* WRITTEN PROBLEM *
From the data that follows, copy every line holding the string "math".

** Start TASK INPUT **

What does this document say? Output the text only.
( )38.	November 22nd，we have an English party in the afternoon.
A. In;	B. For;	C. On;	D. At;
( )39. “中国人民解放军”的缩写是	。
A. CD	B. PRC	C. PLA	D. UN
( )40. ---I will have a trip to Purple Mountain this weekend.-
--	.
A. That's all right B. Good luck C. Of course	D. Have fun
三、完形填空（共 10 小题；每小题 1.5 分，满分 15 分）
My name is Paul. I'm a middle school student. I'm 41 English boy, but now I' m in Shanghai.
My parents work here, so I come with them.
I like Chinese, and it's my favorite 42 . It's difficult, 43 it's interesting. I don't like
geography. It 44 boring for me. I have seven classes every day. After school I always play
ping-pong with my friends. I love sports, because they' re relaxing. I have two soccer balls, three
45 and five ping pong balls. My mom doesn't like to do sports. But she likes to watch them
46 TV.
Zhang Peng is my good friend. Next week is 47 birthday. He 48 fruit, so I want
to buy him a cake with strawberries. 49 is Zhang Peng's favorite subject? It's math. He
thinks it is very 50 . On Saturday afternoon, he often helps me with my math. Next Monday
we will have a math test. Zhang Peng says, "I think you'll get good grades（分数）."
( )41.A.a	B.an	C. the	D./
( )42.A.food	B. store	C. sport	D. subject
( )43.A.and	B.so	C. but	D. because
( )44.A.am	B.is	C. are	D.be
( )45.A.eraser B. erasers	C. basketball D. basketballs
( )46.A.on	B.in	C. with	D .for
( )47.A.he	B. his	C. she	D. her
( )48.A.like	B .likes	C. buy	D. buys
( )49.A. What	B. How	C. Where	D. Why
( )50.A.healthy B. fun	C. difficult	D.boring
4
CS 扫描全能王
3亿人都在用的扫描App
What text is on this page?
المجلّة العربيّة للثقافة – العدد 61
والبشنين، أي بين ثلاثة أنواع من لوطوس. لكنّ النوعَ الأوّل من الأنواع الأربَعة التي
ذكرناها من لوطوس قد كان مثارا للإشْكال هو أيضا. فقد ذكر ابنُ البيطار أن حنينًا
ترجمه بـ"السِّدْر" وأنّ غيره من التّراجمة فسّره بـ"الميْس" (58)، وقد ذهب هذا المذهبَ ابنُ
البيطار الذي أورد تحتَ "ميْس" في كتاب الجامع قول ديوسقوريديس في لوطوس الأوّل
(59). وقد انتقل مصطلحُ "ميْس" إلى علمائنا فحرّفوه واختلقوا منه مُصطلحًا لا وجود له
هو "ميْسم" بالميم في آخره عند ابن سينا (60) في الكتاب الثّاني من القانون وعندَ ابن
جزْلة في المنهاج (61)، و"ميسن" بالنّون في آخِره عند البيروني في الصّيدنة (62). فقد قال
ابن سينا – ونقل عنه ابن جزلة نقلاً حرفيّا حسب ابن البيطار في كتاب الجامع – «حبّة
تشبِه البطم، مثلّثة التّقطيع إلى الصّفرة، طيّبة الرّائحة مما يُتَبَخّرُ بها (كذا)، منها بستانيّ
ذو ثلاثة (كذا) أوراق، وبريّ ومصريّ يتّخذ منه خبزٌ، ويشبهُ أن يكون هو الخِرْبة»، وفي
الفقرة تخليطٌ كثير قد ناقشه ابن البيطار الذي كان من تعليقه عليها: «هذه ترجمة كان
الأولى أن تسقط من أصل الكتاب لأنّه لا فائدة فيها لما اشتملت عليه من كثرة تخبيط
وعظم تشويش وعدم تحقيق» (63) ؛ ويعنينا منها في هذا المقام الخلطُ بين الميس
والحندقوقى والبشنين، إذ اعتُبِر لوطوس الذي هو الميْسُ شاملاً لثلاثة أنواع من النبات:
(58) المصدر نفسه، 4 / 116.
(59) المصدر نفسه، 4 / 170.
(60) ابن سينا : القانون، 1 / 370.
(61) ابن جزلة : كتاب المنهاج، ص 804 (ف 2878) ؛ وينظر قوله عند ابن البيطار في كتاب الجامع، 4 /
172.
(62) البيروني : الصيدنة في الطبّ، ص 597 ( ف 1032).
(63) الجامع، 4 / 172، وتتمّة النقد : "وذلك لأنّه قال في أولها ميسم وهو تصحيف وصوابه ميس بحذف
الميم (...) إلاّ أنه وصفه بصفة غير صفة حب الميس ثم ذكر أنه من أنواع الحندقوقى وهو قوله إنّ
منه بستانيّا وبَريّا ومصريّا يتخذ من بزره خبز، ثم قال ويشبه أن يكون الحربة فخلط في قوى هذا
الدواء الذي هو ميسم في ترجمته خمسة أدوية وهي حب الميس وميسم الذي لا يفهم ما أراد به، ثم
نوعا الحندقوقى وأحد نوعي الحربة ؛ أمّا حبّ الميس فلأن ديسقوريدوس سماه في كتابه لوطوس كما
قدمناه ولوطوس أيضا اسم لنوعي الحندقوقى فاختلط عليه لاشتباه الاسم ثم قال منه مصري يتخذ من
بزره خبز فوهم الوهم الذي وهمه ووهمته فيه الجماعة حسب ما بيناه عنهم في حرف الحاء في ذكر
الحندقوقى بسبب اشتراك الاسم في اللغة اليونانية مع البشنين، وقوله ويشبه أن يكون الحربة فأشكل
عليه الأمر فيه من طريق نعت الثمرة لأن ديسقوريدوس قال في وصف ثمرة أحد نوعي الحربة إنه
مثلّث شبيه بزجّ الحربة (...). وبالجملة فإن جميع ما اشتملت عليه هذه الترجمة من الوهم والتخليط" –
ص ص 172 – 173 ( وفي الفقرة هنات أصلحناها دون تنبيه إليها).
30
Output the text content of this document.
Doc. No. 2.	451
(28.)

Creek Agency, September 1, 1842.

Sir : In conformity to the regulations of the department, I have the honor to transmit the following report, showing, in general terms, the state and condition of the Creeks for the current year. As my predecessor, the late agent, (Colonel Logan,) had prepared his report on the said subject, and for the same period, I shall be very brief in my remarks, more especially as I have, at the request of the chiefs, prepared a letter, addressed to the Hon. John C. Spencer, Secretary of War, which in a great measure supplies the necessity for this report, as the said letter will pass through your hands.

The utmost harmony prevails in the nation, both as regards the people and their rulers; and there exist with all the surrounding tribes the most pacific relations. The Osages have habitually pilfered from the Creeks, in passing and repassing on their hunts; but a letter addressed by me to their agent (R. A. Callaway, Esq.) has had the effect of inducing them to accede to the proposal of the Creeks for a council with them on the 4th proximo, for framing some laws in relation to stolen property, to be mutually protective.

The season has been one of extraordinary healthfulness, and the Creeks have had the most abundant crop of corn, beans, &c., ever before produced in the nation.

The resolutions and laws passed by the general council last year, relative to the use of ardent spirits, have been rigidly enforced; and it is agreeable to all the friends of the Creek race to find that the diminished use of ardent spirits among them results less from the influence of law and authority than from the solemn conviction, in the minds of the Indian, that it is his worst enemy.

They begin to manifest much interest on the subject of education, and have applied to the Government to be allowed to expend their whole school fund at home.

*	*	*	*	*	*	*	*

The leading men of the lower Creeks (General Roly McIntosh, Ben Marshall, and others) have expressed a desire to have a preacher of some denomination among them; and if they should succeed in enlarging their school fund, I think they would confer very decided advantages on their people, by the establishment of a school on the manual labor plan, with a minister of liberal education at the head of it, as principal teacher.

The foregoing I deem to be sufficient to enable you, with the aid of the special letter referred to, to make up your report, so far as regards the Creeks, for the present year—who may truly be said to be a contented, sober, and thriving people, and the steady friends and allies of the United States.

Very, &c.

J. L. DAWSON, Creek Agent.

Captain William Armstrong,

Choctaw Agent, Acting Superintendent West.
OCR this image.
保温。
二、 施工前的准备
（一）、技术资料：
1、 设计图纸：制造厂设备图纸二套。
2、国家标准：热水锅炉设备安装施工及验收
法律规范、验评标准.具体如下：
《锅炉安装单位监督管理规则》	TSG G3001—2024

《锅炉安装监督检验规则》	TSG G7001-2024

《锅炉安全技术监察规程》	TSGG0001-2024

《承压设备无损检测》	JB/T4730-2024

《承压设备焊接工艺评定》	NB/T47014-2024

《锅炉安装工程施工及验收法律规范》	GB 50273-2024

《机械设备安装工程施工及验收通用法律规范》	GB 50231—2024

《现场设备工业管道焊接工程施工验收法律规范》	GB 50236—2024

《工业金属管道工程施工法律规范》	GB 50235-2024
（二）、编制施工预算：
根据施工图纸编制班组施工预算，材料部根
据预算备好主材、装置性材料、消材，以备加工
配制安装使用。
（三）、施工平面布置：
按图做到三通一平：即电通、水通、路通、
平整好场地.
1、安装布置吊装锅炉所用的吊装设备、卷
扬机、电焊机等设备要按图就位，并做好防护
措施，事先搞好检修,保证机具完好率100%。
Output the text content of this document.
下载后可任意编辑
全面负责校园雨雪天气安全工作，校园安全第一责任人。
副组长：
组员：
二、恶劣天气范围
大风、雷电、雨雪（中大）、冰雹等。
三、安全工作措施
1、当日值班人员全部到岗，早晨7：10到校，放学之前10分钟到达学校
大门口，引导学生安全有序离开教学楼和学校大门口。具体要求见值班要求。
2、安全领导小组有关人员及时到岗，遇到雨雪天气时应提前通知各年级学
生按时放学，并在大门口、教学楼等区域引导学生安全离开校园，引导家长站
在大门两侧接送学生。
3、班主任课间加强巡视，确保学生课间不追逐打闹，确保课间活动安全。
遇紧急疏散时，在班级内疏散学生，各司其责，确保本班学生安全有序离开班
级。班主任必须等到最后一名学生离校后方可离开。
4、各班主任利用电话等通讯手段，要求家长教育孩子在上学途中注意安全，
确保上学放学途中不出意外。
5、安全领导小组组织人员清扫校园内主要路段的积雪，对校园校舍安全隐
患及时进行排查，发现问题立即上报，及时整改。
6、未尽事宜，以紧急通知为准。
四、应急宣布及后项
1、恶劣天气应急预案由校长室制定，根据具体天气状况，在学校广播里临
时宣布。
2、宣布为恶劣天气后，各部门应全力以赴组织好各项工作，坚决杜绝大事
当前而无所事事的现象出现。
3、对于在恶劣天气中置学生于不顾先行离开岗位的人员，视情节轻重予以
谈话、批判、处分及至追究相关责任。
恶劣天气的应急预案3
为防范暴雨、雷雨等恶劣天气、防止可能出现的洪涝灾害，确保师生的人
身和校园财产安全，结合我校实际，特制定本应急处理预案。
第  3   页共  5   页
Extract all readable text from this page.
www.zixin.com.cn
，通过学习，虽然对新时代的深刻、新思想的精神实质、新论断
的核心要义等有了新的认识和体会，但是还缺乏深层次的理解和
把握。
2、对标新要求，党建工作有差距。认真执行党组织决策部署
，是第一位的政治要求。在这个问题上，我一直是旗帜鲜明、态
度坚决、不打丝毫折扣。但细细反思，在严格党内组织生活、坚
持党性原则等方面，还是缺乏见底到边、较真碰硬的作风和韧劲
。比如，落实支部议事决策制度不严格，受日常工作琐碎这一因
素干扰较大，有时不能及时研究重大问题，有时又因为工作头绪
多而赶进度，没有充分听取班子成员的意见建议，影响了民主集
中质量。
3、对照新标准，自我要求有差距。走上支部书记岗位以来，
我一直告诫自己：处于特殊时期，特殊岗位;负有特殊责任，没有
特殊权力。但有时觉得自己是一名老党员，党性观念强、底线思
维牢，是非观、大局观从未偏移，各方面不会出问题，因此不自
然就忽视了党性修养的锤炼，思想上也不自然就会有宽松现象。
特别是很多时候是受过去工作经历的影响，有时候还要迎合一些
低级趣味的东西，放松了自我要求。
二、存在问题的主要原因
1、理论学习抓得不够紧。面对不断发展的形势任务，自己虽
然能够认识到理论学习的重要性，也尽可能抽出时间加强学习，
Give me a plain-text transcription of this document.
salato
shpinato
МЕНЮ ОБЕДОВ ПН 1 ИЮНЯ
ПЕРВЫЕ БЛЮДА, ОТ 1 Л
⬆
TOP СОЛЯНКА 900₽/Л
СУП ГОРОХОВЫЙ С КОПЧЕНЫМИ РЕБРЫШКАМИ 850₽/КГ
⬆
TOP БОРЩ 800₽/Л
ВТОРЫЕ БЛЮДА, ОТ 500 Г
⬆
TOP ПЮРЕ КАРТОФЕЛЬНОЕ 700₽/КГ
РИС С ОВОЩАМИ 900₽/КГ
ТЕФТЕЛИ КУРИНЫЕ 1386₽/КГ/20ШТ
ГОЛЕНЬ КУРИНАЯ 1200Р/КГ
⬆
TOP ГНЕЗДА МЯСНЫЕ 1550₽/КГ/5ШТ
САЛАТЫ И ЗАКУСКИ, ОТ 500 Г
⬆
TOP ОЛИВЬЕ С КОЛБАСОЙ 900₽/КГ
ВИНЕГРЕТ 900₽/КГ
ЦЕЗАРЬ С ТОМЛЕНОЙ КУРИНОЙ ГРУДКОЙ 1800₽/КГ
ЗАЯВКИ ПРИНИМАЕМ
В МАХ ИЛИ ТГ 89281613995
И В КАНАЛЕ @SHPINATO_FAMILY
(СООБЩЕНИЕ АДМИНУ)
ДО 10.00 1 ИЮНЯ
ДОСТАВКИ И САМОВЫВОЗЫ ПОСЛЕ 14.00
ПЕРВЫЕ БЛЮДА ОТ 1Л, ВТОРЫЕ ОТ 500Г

** End TASK INPUT **

* SOLUTION FOR THIS TASK *
to buy him a cake with strawberries. 49 is Zhang Peng's favorite subject? It's math. He
thinks it is very 50 . On Saturday afternoon, he often helps me with my math. Next Monday
we will have a math test. Zhang Peng says, "I think you'll get good grades（分数）."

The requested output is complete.